Exercise aim | Without including any pictures, copy each entry below exactly.

(Dataset excerpts)
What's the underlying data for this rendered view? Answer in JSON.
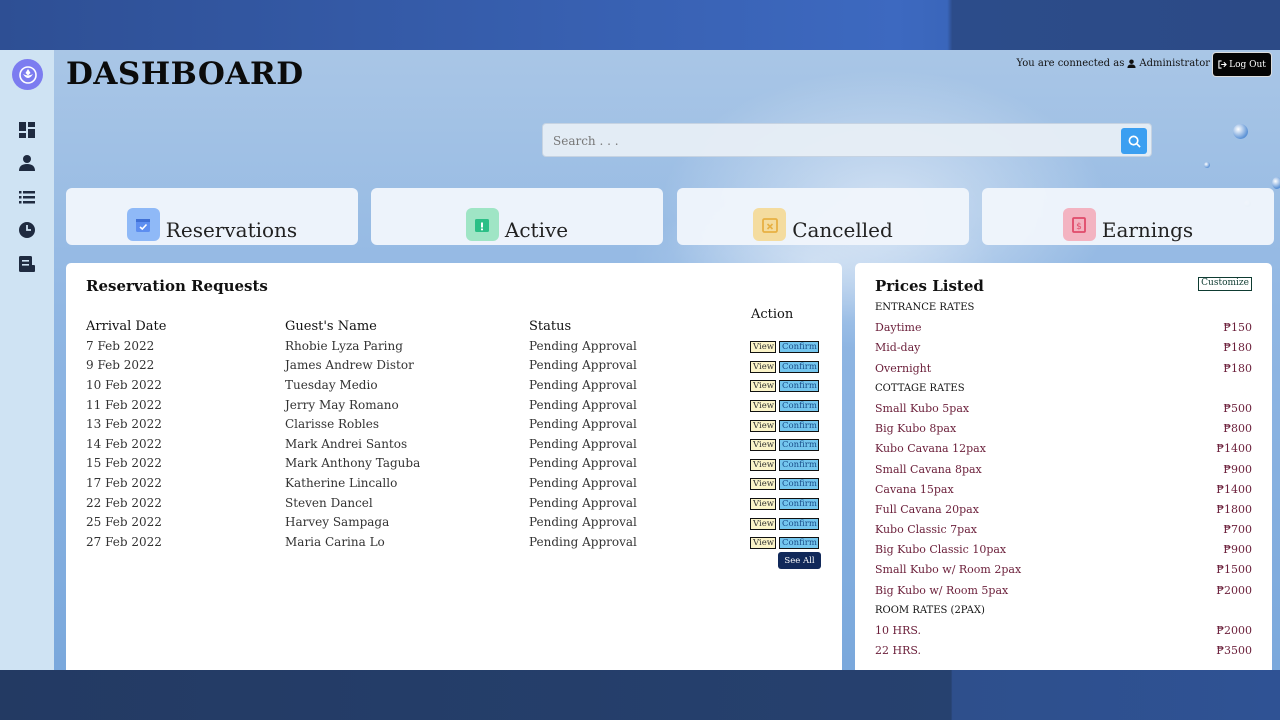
{
  "header": {
    "title": "DASHBOARD",
    "connected_prefix": "You are connected as",
    "user": "Administrator",
    "logout_label": "Log Out"
  },
  "search": {
    "placeholder": "Search . . ."
  },
  "stats": [
    {
      "label": "Reservations",
      "color": "#5d8ef0"
    },
    {
      "label": "Active",
      "color": "#2bbf86"
    },
    {
      "label": "Cancelled",
      "color": "#e7b043"
    },
    {
      "label": "Earnings",
      "color": "#e04a69"
    }
  ],
  "reservations": {
    "title": "Reservation Requests",
    "columns": {
      "date": "Arrival Date",
      "name": "Guest's Name",
      "status": "Status",
      "action": "Action"
    },
    "view_label": "View",
    "confirm_label": "Confirm",
    "see_all_label": "See All",
    "rows": [
      {
        "date": "7 Feb 2022",
        "name": "Rhobie Lyza Paring",
        "status": "Pending Approval"
      },
      {
        "date": "9 Feb 2022",
        "name": "James Andrew Distor",
        "status": "Pending Approval"
      },
      {
        "date": "10 Feb 2022",
        "name": "Tuesday Medio",
        "status": "Pending Approval"
      },
      {
        "date": "11 Feb 2022",
        "name": "Jerry May Romano",
        "status": "Pending Approval"
      },
      {
        "date": "13 Feb 2022",
        "name": "Clarisse Robles",
        "status": "Pending Approval"
      },
      {
        "date": "14 Feb 2022",
        "name": "Mark Andrei Santos",
        "status": "Pending Approval"
      },
      {
        "date": "15 Feb 2022",
        "name": "Mark Anthony Taguba",
        "status": "Pending Approval"
      },
      {
        "date": "17 Feb 2022",
        "name": "Katherine Lincallo",
        "status": "Pending Approval"
      },
      {
        "date": "22 Feb 2022",
        "name": "Steven Dancel",
        "status": "Pending Approval"
      },
      {
        "date": "25 Feb 2022",
        "name": "Harvey Sampaga",
        "status": "Pending Approval"
      },
      {
        "date": "27 Feb 2022",
        "name": "Maria Carina Lo",
        "status": "Pending Approval"
      }
    ]
  },
  "prices": {
    "title": "Prices Listed",
    "customize_label": "Customize",
    "sections": [
      {
        "heading": "ENTRANCE RATES",
        "items": [
          {
            "name": "Daytime",
            "price": "₱150"
          },
          {
            "name": "Mid-day",
            "price": "₱180"
          },
          {
            "name": "Overnight",
            "price": "₱180"
          }
        ]
      },
      {
        "heading": "COTTAGE RATES",
        "items": [
          {
            "name": "Small Kubo 5pax",
            "price": "₱500"
          },
          {
            "name": "Big Kubo 8pax",
            "price": "₱800"
          },
          {
            "name": "Kubo Cavana 12pax",
            "price": "₱1400"
          },
          {
            "name": "Small Cavana 8pax",
            "price": "₱900"
          },
          {
            "name": "Cavana 15pax",
            "price": "₱1400"
          },
          {
            "name": "Full Cavana 20pax",
            "price": "₱1800"
          },
          {
            "name": "Kubo Classic 7pax",
            "price": "₱700"
          },
          {
            "name": "Big Kubo Classic 10pax",
            "price": "₱900"
          },
          {
            "name": "Small Kubo w/ Room 2pax",
            "price": "₱1500"
          },
          {
            "name": "Big Kubo w/ Room 5pax",
            "price": "₱2000"
          }
        ]
      },
      {
        "heading": "ROOM RATES (2PAX)",
        "items": [
          {
            "name": "10 HRS.",
            "price": "₱2000"
          },
          {
            "name": "22 HRS.",
            "price": "₱3500"
          }
        ]
      }
    ]
  },
  "sidebar": {
    "items": [
      {
        "icon": "dashboard-icon"
      },
      {
        "icon": "user-icon"
      },
      {
        "icon": "list-icon"
      },
      {
        "icon": "clock-icon"
      },
      {
        "icon": "receipt-icon"
      }
    ]
  }
}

In response |
What's the underlying data for this rendered view? Answer in JSON.
{
  "header": {
    "title": "DASHBOARD",
    "connected_prefix": "You are connected as",
    "user": "Administrator",
    "logout_label": "Log Out"
  },
  "search": {
    "placeholder": "Search . . ."
  },
  "stats": [
    {
      "label": "Reservations",
      "color": "#5d8ef0"
    },
    {
      "label": "Active",
      "color": "#2bbf86"
    },
    {
      "label": "Cancelled",
      "color": "#e7b043"
    },
    {
      "label": "Earnings",
      "color": "#e04a69"
    }
  ],
  "reservations": {
    "title": "Reservation Requests",
    "columns": {
      "date": "Arrival Date",
      "name": "Guest's Name",
      "status": "Status",
      "action": "Action"
    },
    "view_label": "View",
    "confirm_label": "Confirm",
    "see_all_label": "See All",
    "rows": [
      {
        "date": "7 Feb 2022",
        "name": "Rhobie Lyza Paring",
        "status": "Pending Approval"
      },
      {
        "date": "9 Feb 2022",
        "name": "James Andrew Distor",
        "status": "Pending Approval"
      },
      {
        "date": "10 Feb 2022",
        "name": "Tuesday Medio",
        "status": "Pending Approval"
      },
      {
        "date": "11 Feb 2022",
        "name": "Jerry May Romano",
        "status": "Pending Approval"
      },
      {
        "date": "13 Feb 2022",
        "name": "Clarisse Robles",
        "status": "Pending Approval"
      },
      {
        "date": "14 Feb 2022",
        "name": "Mark Andrei Santos",
        "status": "Pending Approval"
      },
      {
        "date": "15 Feb 2022",
        "name": "Mark Anthony Taguba",
        "status": "Pending Approval"
      },
      {
        "date": "17 Feb 2022",
        "name": "Katherine Lincallo",
        "status": "Pending Approval"
      },
      {
        "date": "22 Feb 2022",
        "name": "Steven Dancel",
        "status": "Pending Approval"
      },
      {
        "date": "25 Feb 2022",
        "name": "Harvey Sampaga",
        "status": "Pending Approval"
      },
      {
        "date": "27 Feb 2022",
        "name": "Maria Carina Lo",
        "status": "Pending Approval"
      }
    ]
  },
  "prices": {
    "title": "Prices Listed",
    "customize_label": "Customize",
    "sections": [
      {
        "heading": "ENTRANCE RATES",
        "items": [
          {
            "name": "Daytime",
            "price": "₱150"
          },
          {
            "name": "Mid-day",
            "price": "₱180"
          },
          {
            "name": "Overnight",
            "price": "₱180"
          }
        ]
      },
      {
        "heading": "COTTAGE RATES",
        "items": [
          {
            "name": "Small Kubo 5pax",
            "price": "₱500"
          },
          {
            "name": "Big Kubo 8pax",
            "price": "₱800"
          },
          {
            "name": "Kubo Cavana 12pax",
            "price": "₱1400"
          },
          {
            "name": "Small Cavana 8pax",
            "price": "₱900"
          },
          {
            "name": "Cavana 15pax",
            "price": "₱1400"
          },
          {
            "name": "Full Cavana 20pax",
            "price": "₱1800"
          },
          {
            "name": "Kubo Classic 7pax",
            "price": "₱700"
          },
          {
            "name": "Big Kubo Classic 10pax",
            "price": "₱900"
          },
          {
            "name": "Small Kubo w/ Room 2pax",
            "price": "₱1500"
          },
          {
            "name": "Big Kubo w/ Room 5pax",
            "price": "₱2000"
          }
        ]
      },
      {
        "heading": "ROOM RATES (2PAX)",
        "items": [
          {
            "name": "10 HRS.",
            "price": "₱2000"
          },
          {
            "name": "22 HRS.",
            "price": "₱3500"
          }
        ]
      }
    ]
  },
  "sidebar": {
    "items": [
      {
        "icon": "dashboard-icon"
      },
      {
        "icon": "user-icon"
      },
      {
        "icon": "list-icon"
      },
      {
        "icon": "clock-icon"
      },
      {
        "icon": "receipt-icon"
      }
    ]
  }
}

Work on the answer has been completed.